Task details: Every line below that contains "Ocean" is to be copied.
Start Data supplied
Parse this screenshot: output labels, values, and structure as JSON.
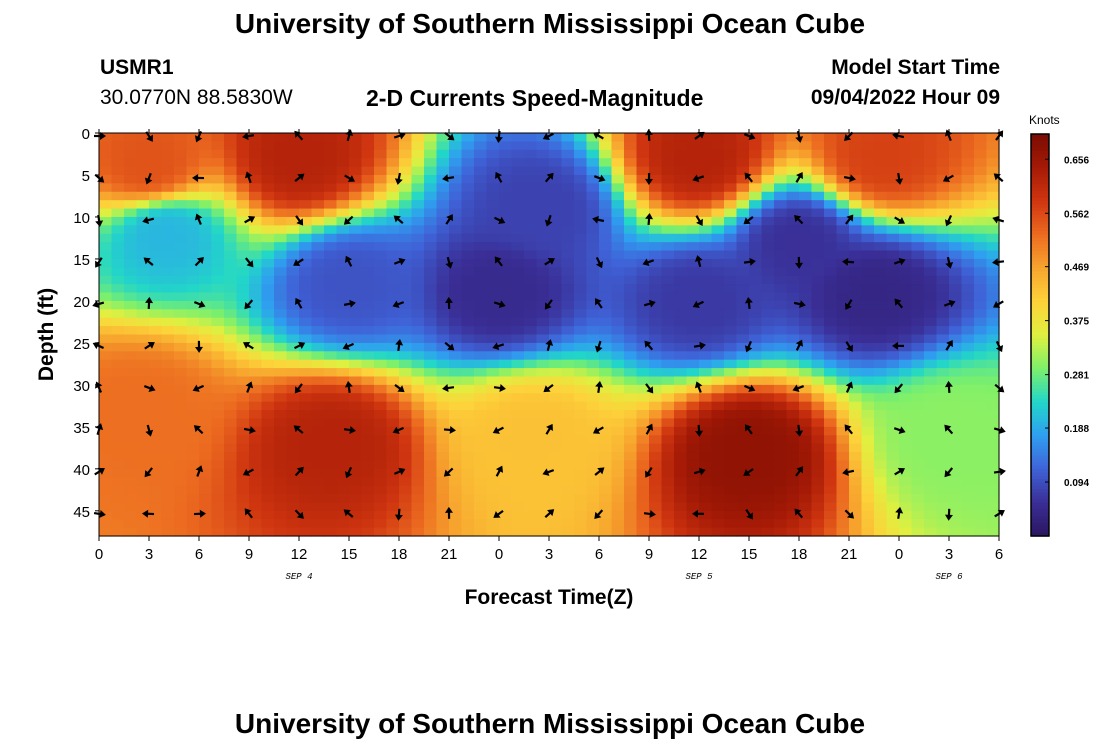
{
  "header": {
    "title": "University of Southern Mississippi Ocean Cube",
    "station_id": "USMR1",
    "station_coords": "30.0770N  88.5830W",
    "plot_title": "2-D Currents Speed-Magnitude",
    "model_start_label": "Model Start Time",
    "model_start_value": "09/04/2022 Hour 09"
  },
  "footer": {
    "title": "University of Southern Mississippi Ocean Cube"
  },
  "chart_data": {
    "type": "heatmap",
    "title": "2-D Currents Speed-Magnitude",
    "xlabel": "Forecast Time(Z)",
    "ylabel": "Depth (ft)",
    "x_tick_labels": [
      "0",
      "3",
      "6",
      "9",
      "12",
      "15",
      "18",
      "21",
      "0",
      "3",
      "6",
      "9",
      "12",
      "15",
      "18",
      "21",
      "0",
      "3",
      "6"
    ],
    "x_range_hours": [
      0,
      54
    ],
    "date_labels": [
      {
        "text": "SEP 4",
        "hour": 12
      },
      {
        "text": "SEP 5",
        "hour": 36
      },
      {
        "text": "SEP 6",
        "hour": 51
      }
    ],
    "y_ticks": [
      0,
      5,
      10,
      15,
      20,
      25,
      30,
      35,
      40,
      45
    ],
    "y_range": [
      0,
      48
    ],
    "colorbar": {
      "unit": "Knots",
      "min": 0.0,
      "max": 0.7,
      "tick_labels": [
        "0.656",
        "0.562",
        "0.469",
        "0.375",
        "0.281",
        "0.188",
        "0.094"
      ],
      "colors": [
        "#2b1660",
        "#3a2e96",
        "#3f63d8",
        "#2f9ff0",
        "#22d6c8",
        "#7ef06a",
        "#e0f040",
        "#fdd23a",
        "#f7a52e",
        "#ec6a20",
        "#cf3510",
        "#a51a06",
        "#7a0c02"
      ]
    },
    "speed_features": [
      {
        "hour": 12,
        "depth": 3,
        "speed": 0.62
      },
      {
        "hour": 3,
        "depth": 4,
        "speed": 0.55
      },
      {
        "hour": 36,
        "depth": 3,
        "speed": 0.62
      },
      {
        "hour": 47,
        "depth": 3,
        "speed": 0.57
      },
      {
        "hour": 14,
        "depth": 37,
        "speed": 0.62
      },
      {
        "hour": 39,
        "depth": 38,
        "speed": 0.67
      },
      {
        "hour": 2.5,
        "depth": 33,
        "speed": 0.52
      },
      {
        "hour": 26,
        "depth": 36,
        "speed": 0.43
      },
      {
        "hour": 51,
        "depth": 36,
        "speed": 0.3
      },
      {
        "hour": 24,
        "depth": 19,
        "speed": 0.05
      },
      {
        "hour": 46.5,
        "depth": 19,
        "speed": 0.04
      },
      {
        "hour": 42,
        "depth": 13,
        "speed": 0.06
      },
      {
        "hour": 36,
        "depth": 20,
        "speed": 0.07
      },
      {
        "hour": 26.5,
        "depth": 9,
        "speed": 0.08
      },
      {
        "hour": 15,
        "depth": 18,
        "speed": 0.1
      },
      {
        "hour": 4,
        "depth": 12,
        "speed": 0.2
      }
    ],
    "vector_hours": [
      0,
      3,
      6,
      9,
      12,
      15,
      18,
      21,
      24,
      27,
      30,
      33,
      36,
      39,
      42,
      45,
      48,
      51,
      54
    ],
    "vector_depths": [
      0,
      5,
      10,
      15,
      20,
      25,
      30,
      35,
      40,
      45
    ]
  }
}
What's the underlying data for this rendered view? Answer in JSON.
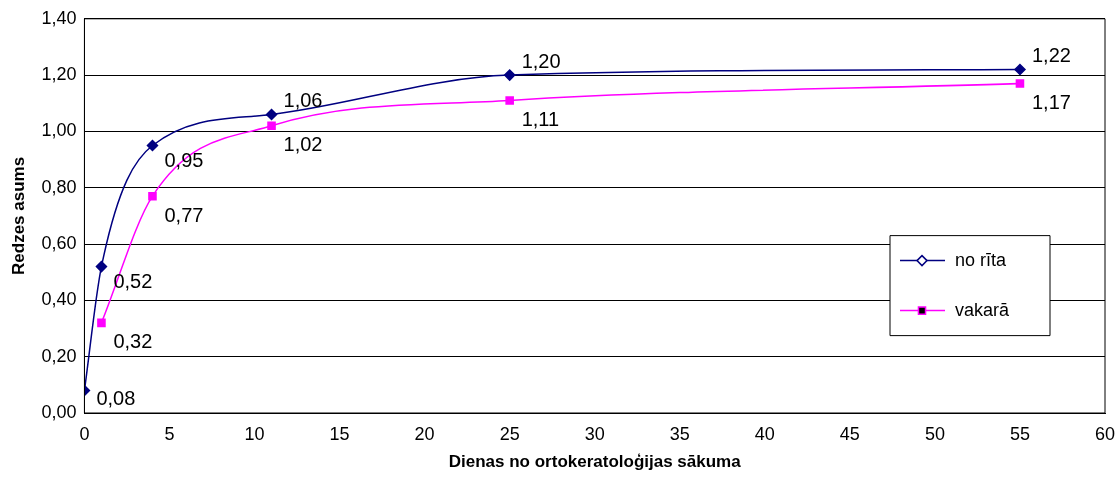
{
  "chart_data": {
    "type": "line",
    "xlabel": "Dienas no ortokeratoloģijas sākuma",
    "ylabel": "Redzes asums",
    "xlim": [
      0,
      60
    ],
    "xticks": [
      0,
      5,
      10,
      15,
      20,
      25,
      30,
      35,
      40,
      45,
      50,
      55,
      60
    ],
    "ylim": [
      0,
      1.4
    ],
    "yticks": [
      {
        "value": 0,
        "label": "0,00"
      },
      {
        "value": 0.2,
        "label": "0,20"
      },
      {
        "value": 0.4,
        "label": "0,40"
      },
      {
        "value": 0.6,
        "label": "0,60"
      },
      {
        "value": 0.8,
        "label": "0,80"
      },
      {
        "value": 1,
        "label": "1,00"
      },
      {
        "value": 1.2,
        "label": "1,20"
      },
      {
        "value": 1.4,
        "label": "1,40"
      }
    ],
    "grid": "y",
    "legend": "right",
    "line_style": "solid",
    "series": [
      {
        "name": "no rīta",
        "color": "#000080",
        "marker": "diamond",
        "x": [
          0,
          1,
          4,
          11,
          25,
          55
        ],
        "values": [
          0.08,
          0.52,
          0.95,
          1.06,
          1.2,
          1.22
        ],
        "value_labels": [
          "0,08",
          "0,52",
          "0,95",
          "1,06",
          "1,20",
          "1,22"
        ]
      },
      {
        "name": "vakarā",
        "color": "#ff00ff",
        "marker": "square",
        "x": [
          1,
          4,
          11,
          25,
          55
        ],
        "values": [
          0.32,
          0.77,
          1.02,
          1.11,
          1.17
        ],
        "value_labels": [
          "0,32",
          "0,77",
          "1,02",
          "1,11",
          "1,17"
        ]
      }
    ]
  }
}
End Data supplied
Output for this exercise:
    "title": "University of Southern Mississippi Ocean Cube",
    "title": "University of Southern Mississippi Ocean Cube"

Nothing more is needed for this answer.